PROBLEM TO SOLVE:
Copy the full set of lines exactly as given.

SUPPLIED DATA:

───

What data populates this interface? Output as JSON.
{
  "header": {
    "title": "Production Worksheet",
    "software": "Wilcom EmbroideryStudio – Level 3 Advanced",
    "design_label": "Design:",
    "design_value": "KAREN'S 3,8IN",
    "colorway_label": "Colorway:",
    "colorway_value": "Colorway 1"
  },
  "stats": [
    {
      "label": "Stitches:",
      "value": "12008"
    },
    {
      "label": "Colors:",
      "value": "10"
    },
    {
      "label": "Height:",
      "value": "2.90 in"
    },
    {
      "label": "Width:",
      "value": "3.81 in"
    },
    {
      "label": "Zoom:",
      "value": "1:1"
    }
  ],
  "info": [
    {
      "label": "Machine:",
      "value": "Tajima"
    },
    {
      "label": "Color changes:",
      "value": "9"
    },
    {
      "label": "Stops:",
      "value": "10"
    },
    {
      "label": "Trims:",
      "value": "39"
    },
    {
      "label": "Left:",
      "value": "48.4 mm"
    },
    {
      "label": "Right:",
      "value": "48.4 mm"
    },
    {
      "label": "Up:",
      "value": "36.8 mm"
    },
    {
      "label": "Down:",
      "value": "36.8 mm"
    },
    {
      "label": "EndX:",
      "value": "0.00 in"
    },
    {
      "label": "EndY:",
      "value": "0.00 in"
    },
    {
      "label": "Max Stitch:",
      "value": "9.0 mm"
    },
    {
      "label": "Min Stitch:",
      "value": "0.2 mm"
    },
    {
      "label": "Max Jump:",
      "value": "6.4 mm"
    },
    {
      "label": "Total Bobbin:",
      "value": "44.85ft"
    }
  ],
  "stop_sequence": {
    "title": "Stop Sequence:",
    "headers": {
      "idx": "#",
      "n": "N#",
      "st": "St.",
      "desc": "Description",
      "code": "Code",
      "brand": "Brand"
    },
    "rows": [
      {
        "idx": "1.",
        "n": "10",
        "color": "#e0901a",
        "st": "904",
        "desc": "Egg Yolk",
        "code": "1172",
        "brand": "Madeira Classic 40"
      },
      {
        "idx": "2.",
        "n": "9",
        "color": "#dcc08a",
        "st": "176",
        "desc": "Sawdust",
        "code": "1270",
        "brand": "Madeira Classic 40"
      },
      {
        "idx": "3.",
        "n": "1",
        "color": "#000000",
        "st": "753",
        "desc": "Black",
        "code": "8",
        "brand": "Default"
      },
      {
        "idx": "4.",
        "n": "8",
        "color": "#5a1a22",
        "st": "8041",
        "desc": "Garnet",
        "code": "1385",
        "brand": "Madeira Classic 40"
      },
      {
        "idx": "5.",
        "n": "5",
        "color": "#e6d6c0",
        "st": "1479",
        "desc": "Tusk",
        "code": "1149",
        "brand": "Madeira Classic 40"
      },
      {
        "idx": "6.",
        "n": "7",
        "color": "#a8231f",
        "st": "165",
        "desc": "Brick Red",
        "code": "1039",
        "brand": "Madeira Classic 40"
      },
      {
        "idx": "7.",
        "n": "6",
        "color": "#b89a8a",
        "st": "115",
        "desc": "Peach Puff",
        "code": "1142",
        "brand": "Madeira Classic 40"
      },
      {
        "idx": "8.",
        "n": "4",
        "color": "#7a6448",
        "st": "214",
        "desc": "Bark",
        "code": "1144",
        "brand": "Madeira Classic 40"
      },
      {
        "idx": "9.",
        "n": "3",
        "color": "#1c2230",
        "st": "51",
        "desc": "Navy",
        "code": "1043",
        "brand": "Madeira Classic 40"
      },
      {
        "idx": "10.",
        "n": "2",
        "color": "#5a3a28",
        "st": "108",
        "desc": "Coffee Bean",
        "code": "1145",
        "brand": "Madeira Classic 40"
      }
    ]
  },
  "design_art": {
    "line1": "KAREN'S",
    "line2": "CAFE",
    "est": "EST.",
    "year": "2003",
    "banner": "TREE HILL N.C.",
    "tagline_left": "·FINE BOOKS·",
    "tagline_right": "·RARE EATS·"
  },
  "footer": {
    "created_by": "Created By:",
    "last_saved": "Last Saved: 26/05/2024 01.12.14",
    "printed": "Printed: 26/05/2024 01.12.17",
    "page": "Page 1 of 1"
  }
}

───

ANSWER TO THIS TASK:
What data populates this interface? Output as JSON.
{
  "header": {
    "title": "Production Worksheet",
    "software": "Wilcom EmbroideryStudio – Level 3 Advanced",
    "design_label": "Design:",
    "design_value": "KAREN'S 3,8IN",
    "colorway_label": "Colorway:",
    "colorway_value": "Colorway 1"
  },
  "stats": [
    {
      "label": "Stitches:",
      "value": "12008"
    },
    {
      "label": "Colors:",
      "value": "10"
    },
    {
      "label": "Height:",
      "value": "2.90 in"
    },
    {
      "label": "Width:",
      "value": "3.81 in"
    },
    {
      "label": "Zoom:",
      "value": "1:1"
    }
  ],
  "info": [
    {
      "label": "Machine:",
      "value": "Tajima"
    },
    {
      "label": "Color changes:",
      "value": "9"
    },
    {
      "label": "Stops:",
      "value": "10"
    },
    {
      "label": "Trims:",
      "value": "39"
    },
    {
      "label": "Left:",
      "value": "48.4 mm"
    },
    {
      "label": "Right:",
      "value": "48.4 mm"
    },
    {
      "label": "Up:",
      "value": "36.8 mm"
    },
    {
      "label": "Down:",
      "value": "36.8 mm"
    },
    {
      "label": "EndX:",
      "value": "0.00 in"
    },
    {
      "label": "EndY:",
      "value": "0.00 in"
    },
    {
      "label": "Max Stitch:",
      "value": "9.0 mm"
    },
    {
      "label": "Min Stitch:",
      "value": "0.2 mm"
    },
    {
      "label": "Max Jump:",
      "value": "6.4 mm"
    },
    {
      "label": "Total Bobbin:",
      "value": "44.85ft"
    }
  ],
  "stop_sequence": {
    "title": "Stop Sequence:",
    "headers": {
      "idx": "#",
      "n": "N#",
      "st": "St.",
      "desc": "Description",
      "code": "Code",
      "brand": "Brand"
    },
    "rows": [
      {
        "idx": "1.",
        "n": "10",
        "color": "#e0901a",
        "st": "904",
        "desc": "Egg Yolk",
        "code": "1172",
        "brand": "Madeira Classic 40"
      },
      {
        "idx": "2.",
        "n": "9",
        "color": "#dcc08a",
        "st": "176",
        "desc": "Sawdust",
        "code": "1270",
        "brand": "Madeira Classic 40"
      },
      {
        "idx": "3.",
        "n": "1",
        "color": "#000000",
        "st": "753",
        "desc": "Black",
        "code": "8",
        "brand": "Default"
      },
      {
        "idx": "4.",
        "n": "8",
        "color": "#5a1a22",
        "st": "8041",
        "desc": "Garnet",
        "code": "1385",
        "brand": "Madeira Classic 40"
      },
      {
        "idx": "5.",
        "n": "5",
        "color": "#e6d6c0",
        "st": "1479",
        "desc": "Tusk",
        "code": "1149",
        "brand": "Madeira Classic 40"
      },
      {
        "idx": "6.",
        "n": "7",
        "color": "#a8231f",
        "st": "165",
        "desc": "Brick Red",
        "code": "1039",
        "brand": "Madeira Classic 40"
      },
      {
        "idx": "7.",
        "n": "6",
        "color": "#b89a8a",
        "st": "115",
        "desc": "Peach Puff",
        "code": "1142",
        "brand": "Madeira Classic 40"
      },
      {
        "idx": "8.",
        "n": "4",
        "color": "#7a6448",
        "st": "214",
        "desc": "Bark",
        "code": "1144",
        "brand": "Madeira Classic 40"
      },
      {
        "idx": "9.",
        "n": "3",
        "color": "#1c2230",
        "st": "51",
        "desc": "Navy",
        "code": "1043",
        "brand": "Madeira Classic 40"
      },
      {
        "idx": "10.",
        "n": "2",
        "color": "#5a3a28",
        "st": "108",
        "desc": "Coffee Bean",
        "code": "1145",
        "brand": "Madeira Classic 40"
      }
    ]
  },
  "design_art": {
    "line1": "KAREN'S",
    "line2": "CAFE",
    "est": "EST.",
    "year": "2003",
    "banner": "TREE HILL N.C.",
    "tagline_left": "·FINE BOOKS·",
    "tagline_right": "·RARE EATS·"
  },
  "footer": {
    "created_by": "Created By:",
    "last_saved": "Last Saved: 26/05/2024 01.12.14",
    "printed": "Printed: 26/05/2024 01.12.17",
    "page": "Page 1 of 1"
  }
}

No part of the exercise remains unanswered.